**Materials provided**

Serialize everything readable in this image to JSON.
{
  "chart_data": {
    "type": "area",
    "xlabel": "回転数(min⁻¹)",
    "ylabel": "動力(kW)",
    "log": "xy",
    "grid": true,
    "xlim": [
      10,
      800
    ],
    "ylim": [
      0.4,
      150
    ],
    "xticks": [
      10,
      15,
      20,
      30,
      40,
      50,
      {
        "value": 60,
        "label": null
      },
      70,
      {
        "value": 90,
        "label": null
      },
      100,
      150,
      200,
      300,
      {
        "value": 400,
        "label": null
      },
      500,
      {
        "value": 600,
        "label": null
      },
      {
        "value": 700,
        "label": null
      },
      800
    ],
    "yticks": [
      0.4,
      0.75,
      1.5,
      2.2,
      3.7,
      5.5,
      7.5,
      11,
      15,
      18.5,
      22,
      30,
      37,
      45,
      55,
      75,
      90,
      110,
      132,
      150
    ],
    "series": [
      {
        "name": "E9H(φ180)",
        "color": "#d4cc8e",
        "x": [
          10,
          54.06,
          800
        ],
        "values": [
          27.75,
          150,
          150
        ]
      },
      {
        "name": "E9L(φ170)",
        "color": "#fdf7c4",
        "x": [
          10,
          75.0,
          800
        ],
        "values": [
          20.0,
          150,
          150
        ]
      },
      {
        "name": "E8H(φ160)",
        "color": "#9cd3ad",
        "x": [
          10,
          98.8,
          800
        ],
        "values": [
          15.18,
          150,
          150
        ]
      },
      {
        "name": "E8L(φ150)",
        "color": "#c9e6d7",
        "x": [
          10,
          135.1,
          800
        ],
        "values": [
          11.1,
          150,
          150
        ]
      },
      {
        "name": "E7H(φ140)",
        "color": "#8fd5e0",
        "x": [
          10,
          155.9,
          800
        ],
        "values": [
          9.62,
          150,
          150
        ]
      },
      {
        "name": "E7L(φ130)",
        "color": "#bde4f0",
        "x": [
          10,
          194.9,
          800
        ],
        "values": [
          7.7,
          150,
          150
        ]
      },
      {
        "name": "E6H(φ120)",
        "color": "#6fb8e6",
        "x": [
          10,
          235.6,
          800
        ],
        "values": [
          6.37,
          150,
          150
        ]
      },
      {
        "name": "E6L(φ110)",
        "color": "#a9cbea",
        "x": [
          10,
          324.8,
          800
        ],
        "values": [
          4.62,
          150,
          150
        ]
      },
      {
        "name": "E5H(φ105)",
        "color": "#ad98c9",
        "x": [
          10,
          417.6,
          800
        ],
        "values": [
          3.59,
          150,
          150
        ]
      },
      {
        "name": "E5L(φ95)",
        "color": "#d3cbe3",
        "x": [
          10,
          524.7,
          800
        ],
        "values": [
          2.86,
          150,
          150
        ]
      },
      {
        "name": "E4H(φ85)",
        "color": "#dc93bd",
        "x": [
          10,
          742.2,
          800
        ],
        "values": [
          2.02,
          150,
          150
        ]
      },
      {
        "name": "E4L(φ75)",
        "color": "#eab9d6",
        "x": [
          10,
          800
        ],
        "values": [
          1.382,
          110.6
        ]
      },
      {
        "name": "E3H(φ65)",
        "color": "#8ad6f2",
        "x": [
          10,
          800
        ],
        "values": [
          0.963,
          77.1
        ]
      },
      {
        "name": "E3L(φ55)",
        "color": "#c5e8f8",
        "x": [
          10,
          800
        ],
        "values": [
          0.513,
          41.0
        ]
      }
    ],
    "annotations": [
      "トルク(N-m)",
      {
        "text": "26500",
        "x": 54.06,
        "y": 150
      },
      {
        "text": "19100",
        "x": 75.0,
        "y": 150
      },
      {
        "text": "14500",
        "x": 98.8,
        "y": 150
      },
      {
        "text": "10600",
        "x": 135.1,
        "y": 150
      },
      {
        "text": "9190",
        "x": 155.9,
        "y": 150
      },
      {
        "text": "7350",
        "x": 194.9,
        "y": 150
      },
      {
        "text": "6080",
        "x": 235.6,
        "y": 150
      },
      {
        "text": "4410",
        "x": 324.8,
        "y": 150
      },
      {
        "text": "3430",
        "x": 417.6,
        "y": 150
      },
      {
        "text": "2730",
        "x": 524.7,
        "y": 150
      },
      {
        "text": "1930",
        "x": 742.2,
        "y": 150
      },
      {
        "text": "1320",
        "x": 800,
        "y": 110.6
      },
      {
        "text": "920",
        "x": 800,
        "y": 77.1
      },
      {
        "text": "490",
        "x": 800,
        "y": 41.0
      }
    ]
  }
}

**Brief**
Here, the records must be output exactly and in full.

**Output below**
Serialize everything readable in this image to JSON.
{
  "chart_data": {
    "type": "area",
    "xlabel": "回転数(min⁻¹)",
    "ylabel": "動力(kW)",
    "log": "xy",
    "grid": true,
    "xlim": [
      10,
      800
    ],
    "ylim": [
      0.4,
      150
    ],
    "xticks": [
      10,
      15,
      20,
      30,
      40,
      50,
      {
        "value": 60,
        "label": null
      },
      70,
      {
        "value": 90,
        "label": null
      },
      100,
      150,
      200,
      300,
      {
        "value": 400,
        "label": null
      },
      500,
      {
        "value": 600,
        "label": null
      },
      {
        "value": 700,
        "label": null
      },
      800
    ],
    "yticks": [
      0.4,
      0.75,
      1.5,
      2.2,
      3.7,
      5.5,
      7.5,
      11,
      15,
      18.5,
      22,
      30,
      37,
      45,
      55,
      75,
      90,
      110,
      132,
      150
    ],
    "series": [
      {
        "name": "E9H(φ180)",
        "color": "#d4cc8e",
        "x": [
          10,
          54.06,
          800
        ],
        "values": [
          27.75,
          150,
          150
        ]
      },
      {
        "name": "E9L(φ170)",
        "color": "#fdf7c4",
        "x": [
          10,
          75.0,
          800
        ],
        "values": [
          20.0,
          150,
          150
        ]
      },
      {
        "name": "E8H(φ160)",
        "color": "#9cd3ad",
        "x": [
          10,
          98.8,
          800
        ],
        "values": [
          15.18,
          150,
          150
        ]
      },
      {
        "name": "E8L(φ150)",
        "color": "#c9e6d7",
        "x": [
          10,
          135.1,
          800
        ],
        "values": [
          11.1,
          150,
          150
        ]
      },
      {
        "name": "E7H(φ140)",
        "color": "#8fd5e0",
        "x": [
          10,
          155.9,
          800
        ],
        "values": [
          9.62,
          150,
          150
        ]
      },
      {
        "name": "E7L(φ130)",
        "color": "#bde4f0",
        "x": [
          10,
          194.9,
          800
        ],
        "values": [
          7.7,
          150,
          150
        ]
      },
      {
        "name": "E6H(φ120)",
        "color": "#6fb8e6",
        "x": [
          10,
          235.6,
          800
        ],
        "values": [
          6.37,
          150,
          150
        ]
      },
      {
        "name": "E6L(φ110)",
        "color": "#a9cbea",
        "x": [
          10,
          324.8,
          800
        ],
        "values": [
          4.62,
          150,
          150
        ]
      },
      {
        "name": "E5H(φ105)",
        "color": "#ad98c9",
        "x": [
          10,
          417.6,
          800
        ],
        "values": [
          3.59,
          150,
          150
        ]
      },
      {
        "name": "E5L(φ95)",
        "color": "#d3cbe3",
        "x": [
          10,
          524.7,
          800
        ],
        "values": [
          2.86,
          150,
          150
        ]
      },
      {
        "name": "E4H(φ85)",
        "color": "#dc93bd",
        "x": [
          10,
          742.2,
          800
        ],
        "values": [
          2.02,
          150,
          150
        ]
      },
      {
        "name": "E4L(φ75)",
        "color": "#eab9d6",
        "x": [
          10,
          800
        ],
        "values": [
          1.382,
          110.6
        ]
      },
      {
        "name": "E3H(φ65)",
        "color": "#8ad6f2",
        "x": [
          10,
          800
        ],
        "values": [
          0.963,
          77.1
        ]
      },
      {
        "name": "E3L(φ55)",
        "color": "#c5e8f8",
        "x": [
          10,
          800
        ],
        "values": [
          0.513,
          41.0
        ]
      }
    ],
    "annotations": [
      "トルク(N-m)",
      {
        "text": "26500",
        "x": 54.06,
        "y": 150
      },
      {
        "text": "19100",
        "x": 75.0,
        "y": 150
      },
      {
        "text": "14500",
        "x": 98.8,
        "y": 150
      },
      {
        "text": "10600",
        "x": 135.1,
        "y": 150
      },
      {
        "text": "9190",
        "x": 155.9,
        "y": 150
      },
      {
        "text": "7350",
        "x": 194.9,
        "y": 150
      },
      {
        "text": "6080",
        "x": 235.6,
        "y": 150
      },
      {
        "text": "4410",
        "x": 324.8,
        "y": 150
      },
      {
        "text": "3430",
        "x": 417.6,
        "y": 150
      },
      {
        "text": "2730",
        "x": 524.7,
        "y": 150
      },
      {
        "text": "1930",
        "x": 742.2,
        "y": 150
      },
      {
        "text": "1320",
        "x": 800,
        "y": 110.6
      },
      {
        "text": "920",
        "x": 800,
        "y": 77.1
      },
      {
        "text": "490",
        "x": 800,
        "y": 41.0
      }
    ]
  }
}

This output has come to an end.